• [DOCUMENT SECTION]

----

I would say our internal asynchronous communication is 80% video, 20% audio — it’s been massive for us. For me personally, it’s greatly reduced the number of meetings I have and increased the quality of my feedback.
It might seem like a bit of a meta topic, but after a topsy-turvy year upended best-laid plans, founders and startup leaders are leaning on their mentors and advisors more than ever. Whether it’s evaluating diverging points of view, or maximizing the effectiveness of advisors and holding up your end of the bargain as a mentee, the ability to collect and parse through counsel is a skill that continually needs to be sharpened.
An abundance of support and high-quality advice can make all the difference in times like these, which means getting the most out of your existing network of advisors, mentors and investors has never been more important.
To create this resource on advice for getting advice, we went back through our archives to surface the best tactics. Here’s a few that stood out:
Maximize your advisors by benchmarking yourself as an advisee, says First Round Board Partner Phin Barnes. “A founder once asked me: ‘Across all the people you work with, am I getting more help out of you than average or less?’ When I said they were about average, their next question was, ‘How can I get more?’” Barnes was really impressed with this tactic. He had no idea how much this particular founder wanted to be in touch on a more regular cadence, but was happy to offer more once he knew.
Keep the focus on you. When asking someone for advice, start by sharing your situation, not asking what they did in the past, says repeat founder Hiten Shah. For example, instead of “When you hired your first salesperson where did you find them?” a better option would be “I’m starting a sales team and trying to hire the first person. How should I approach it?” Even better? “I’m starting a sales team and trying to hire the first person. Here is who our target customer is, our average revenue per customer and what our sales process looks like. How should I approach it next?” By framing the question this way you avoid speaking entirely about what has worked for other companies versus what is best for your particular circumstances.

----

• [PROVIDED RECORDS]
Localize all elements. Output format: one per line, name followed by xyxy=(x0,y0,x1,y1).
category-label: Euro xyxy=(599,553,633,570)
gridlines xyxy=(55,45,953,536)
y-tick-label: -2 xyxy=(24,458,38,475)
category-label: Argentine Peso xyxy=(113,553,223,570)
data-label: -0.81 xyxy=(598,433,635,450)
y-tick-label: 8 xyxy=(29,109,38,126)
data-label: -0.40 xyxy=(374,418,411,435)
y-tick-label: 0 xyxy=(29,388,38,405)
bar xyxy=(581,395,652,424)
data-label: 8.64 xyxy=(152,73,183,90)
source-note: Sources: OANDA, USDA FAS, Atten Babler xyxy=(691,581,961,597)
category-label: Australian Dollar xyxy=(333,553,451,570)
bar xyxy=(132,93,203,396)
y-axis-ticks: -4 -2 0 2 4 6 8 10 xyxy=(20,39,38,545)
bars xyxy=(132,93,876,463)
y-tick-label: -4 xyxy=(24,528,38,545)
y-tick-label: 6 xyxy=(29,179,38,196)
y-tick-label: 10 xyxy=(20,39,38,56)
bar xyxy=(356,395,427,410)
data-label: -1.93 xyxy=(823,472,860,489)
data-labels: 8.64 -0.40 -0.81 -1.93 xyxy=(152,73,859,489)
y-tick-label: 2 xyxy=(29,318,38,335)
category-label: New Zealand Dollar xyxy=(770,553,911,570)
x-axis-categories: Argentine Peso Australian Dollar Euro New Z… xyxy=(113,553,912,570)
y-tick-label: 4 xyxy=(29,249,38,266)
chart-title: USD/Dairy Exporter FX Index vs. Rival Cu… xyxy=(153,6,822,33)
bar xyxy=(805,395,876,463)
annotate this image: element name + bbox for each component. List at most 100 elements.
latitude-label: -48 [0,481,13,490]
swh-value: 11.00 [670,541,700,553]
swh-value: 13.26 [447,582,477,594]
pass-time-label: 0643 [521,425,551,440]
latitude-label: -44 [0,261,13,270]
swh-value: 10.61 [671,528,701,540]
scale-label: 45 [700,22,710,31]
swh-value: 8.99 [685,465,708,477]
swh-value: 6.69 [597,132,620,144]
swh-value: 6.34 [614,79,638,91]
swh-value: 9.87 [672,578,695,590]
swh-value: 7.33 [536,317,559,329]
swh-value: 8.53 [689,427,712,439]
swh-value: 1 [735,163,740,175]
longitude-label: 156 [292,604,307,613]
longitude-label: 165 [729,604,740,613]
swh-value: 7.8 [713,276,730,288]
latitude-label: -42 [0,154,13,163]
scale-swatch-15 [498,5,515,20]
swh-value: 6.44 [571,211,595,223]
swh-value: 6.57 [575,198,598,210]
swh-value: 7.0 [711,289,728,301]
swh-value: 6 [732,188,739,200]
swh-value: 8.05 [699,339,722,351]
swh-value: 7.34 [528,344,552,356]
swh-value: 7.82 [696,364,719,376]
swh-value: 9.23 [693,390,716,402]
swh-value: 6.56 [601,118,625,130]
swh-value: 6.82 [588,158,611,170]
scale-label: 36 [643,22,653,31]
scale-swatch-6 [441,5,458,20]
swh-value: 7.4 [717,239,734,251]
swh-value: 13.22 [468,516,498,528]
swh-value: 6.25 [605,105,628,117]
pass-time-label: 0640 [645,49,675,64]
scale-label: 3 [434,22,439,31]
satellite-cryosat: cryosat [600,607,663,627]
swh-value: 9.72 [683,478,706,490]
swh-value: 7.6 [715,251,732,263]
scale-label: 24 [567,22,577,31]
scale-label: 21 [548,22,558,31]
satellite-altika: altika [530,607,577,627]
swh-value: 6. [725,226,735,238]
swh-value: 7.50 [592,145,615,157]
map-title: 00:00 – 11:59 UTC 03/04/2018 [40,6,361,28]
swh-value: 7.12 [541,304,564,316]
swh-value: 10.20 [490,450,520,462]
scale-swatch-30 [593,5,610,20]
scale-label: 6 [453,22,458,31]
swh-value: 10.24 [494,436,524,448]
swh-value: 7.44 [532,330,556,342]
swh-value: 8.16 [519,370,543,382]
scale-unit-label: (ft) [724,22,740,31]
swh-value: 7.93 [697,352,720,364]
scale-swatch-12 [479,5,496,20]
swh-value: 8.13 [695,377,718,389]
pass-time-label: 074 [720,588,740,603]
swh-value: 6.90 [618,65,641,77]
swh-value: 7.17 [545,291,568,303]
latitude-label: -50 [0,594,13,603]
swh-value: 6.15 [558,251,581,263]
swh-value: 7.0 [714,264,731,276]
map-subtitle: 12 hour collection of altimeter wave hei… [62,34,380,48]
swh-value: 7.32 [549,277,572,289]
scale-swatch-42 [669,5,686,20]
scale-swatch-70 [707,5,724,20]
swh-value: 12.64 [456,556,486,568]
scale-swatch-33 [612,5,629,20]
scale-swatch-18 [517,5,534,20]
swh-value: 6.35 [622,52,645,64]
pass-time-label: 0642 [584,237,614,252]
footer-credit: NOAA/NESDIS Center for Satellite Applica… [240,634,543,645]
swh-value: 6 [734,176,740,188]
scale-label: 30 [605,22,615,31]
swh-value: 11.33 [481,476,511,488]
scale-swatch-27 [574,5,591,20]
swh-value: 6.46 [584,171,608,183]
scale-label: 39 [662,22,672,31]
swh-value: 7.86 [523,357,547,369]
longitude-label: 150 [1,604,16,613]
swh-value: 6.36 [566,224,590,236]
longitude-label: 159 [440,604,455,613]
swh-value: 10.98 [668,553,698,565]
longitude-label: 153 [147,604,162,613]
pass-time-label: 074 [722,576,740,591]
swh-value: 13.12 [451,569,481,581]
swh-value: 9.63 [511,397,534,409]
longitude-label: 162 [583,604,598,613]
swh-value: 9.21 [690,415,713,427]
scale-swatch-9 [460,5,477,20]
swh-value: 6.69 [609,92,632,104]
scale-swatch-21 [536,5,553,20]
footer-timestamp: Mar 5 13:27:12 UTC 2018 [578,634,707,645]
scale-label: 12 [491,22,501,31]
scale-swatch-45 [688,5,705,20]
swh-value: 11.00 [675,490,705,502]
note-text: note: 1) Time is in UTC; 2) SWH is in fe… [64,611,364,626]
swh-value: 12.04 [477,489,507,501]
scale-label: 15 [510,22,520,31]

----

• [TASK LIST]
[1] Answer these questions about the piece on getting advice:
(a) What split between video and audio does the opening line give for internal asynchronous communication?
(b) Which First Round Board Partner is quoted on benchmarking yourself as an advisee?
(c) According to Hiten Shah, what should you start by sharing when you ask someone for advice?
[2] From the piece on getting advice, print the passage that begins at the words "I would say" and stops after "of my feedback.".
The listing has no role in this exercise.

• [RESULTS FOR EACH TASK]
[1]
(a) 80% video, 20% audio.
(b) Phin Barnes.
(c) Your situation, rather than asking what they did in the past.

[2]
I would say our internal asynchronous communication is 80% video, 20% audio — it’s been massive for us. For me personally, it’s greatly reduced the number of meetings I have and increased the quality of my feedback.